▸ **DATA TO USE**:

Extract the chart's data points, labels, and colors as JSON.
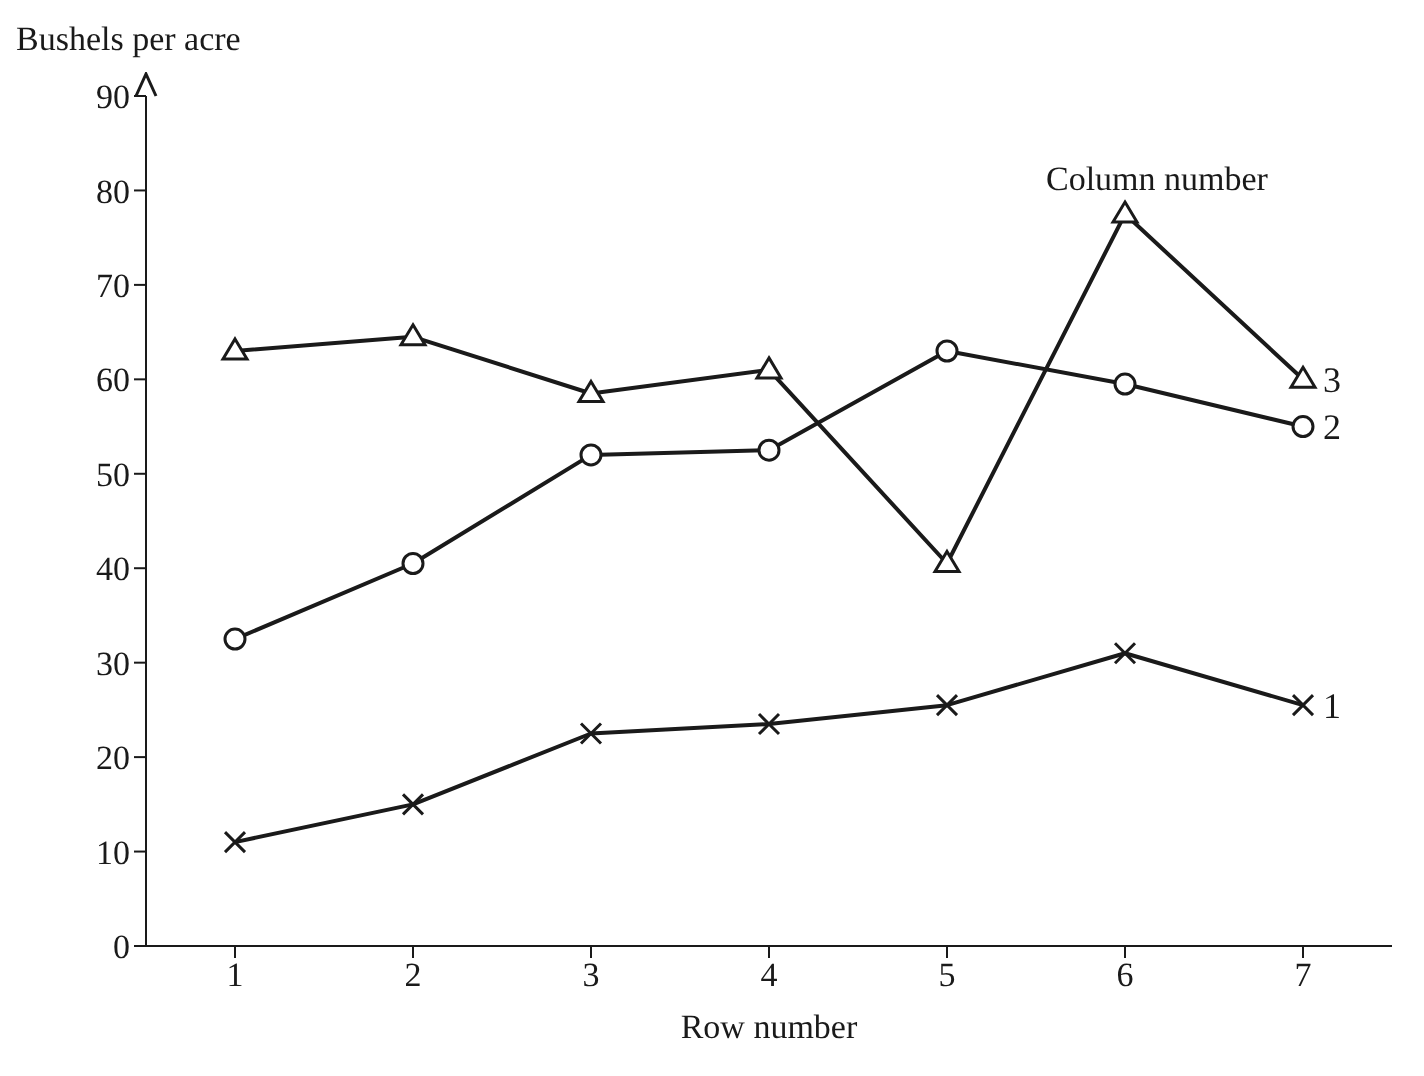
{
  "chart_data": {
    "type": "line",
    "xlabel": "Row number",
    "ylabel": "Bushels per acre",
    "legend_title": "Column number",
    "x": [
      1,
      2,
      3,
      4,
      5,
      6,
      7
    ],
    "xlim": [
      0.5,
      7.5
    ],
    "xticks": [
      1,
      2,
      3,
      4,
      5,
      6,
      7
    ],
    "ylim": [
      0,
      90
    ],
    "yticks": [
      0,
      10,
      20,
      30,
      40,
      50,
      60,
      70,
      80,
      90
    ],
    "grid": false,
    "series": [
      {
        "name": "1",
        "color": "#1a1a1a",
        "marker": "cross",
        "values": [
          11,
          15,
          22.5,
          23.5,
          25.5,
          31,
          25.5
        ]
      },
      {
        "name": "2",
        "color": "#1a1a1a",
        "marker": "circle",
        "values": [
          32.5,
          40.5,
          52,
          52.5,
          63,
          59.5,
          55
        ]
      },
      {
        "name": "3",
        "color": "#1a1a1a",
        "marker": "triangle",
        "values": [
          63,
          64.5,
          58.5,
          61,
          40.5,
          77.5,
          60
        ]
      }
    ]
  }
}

▸ **PROBLEM TO WORK ON**: Write the listing out a second time exactly, dropping all images.

▸ **OUTPUT**:
Extract the chart's data points, labels, and colors as JSON.
{
  "chart_data": {
    "type": "line",
    "xlabel": "Row number",
    "ylabel": "Bushels per acre",
    "legend_title": "Column number",
    "x": [
      1,
      2,
      3,
      4,
      5,
      6,
      7
    ],
    "xlim": [
      0.5,
      7.5
    ],
    "xticks": [
      1,
      2,
      3,
      4,
      5,
      6,
      7
    ],
    "ylim": [
      0,
      90
    ],
    "yticks": [
      0,
      10,
      20,
      30,
      40,
      50,
      60,
      70,
      80,
      90
    ],
    "grid": false,
    "series": [
      {
        "name": "1",
        "color": "#1a1a1a",
        "marker": "cross",
        "values": [
          11,
          15,
          22.5,
          23.5,
          25.5,
          31,
          25.5
        ]
      },
      {
        "name": "2",
        "color": "#1a1a1a",
        "marker": "circle",
        "values": [
          32.5,
          40.5,
          52,
          52.5,
          63,
          59.5,
          55
        ]
      },
      {
        "name": "3",
        "color": "#1a1a1a",
        "marker": "triangle",
        "values": [
          63,
          64.5,
          58.5,
          61,
          40.5,
          77.5,
          60
        ]
      }
    ]
  }
}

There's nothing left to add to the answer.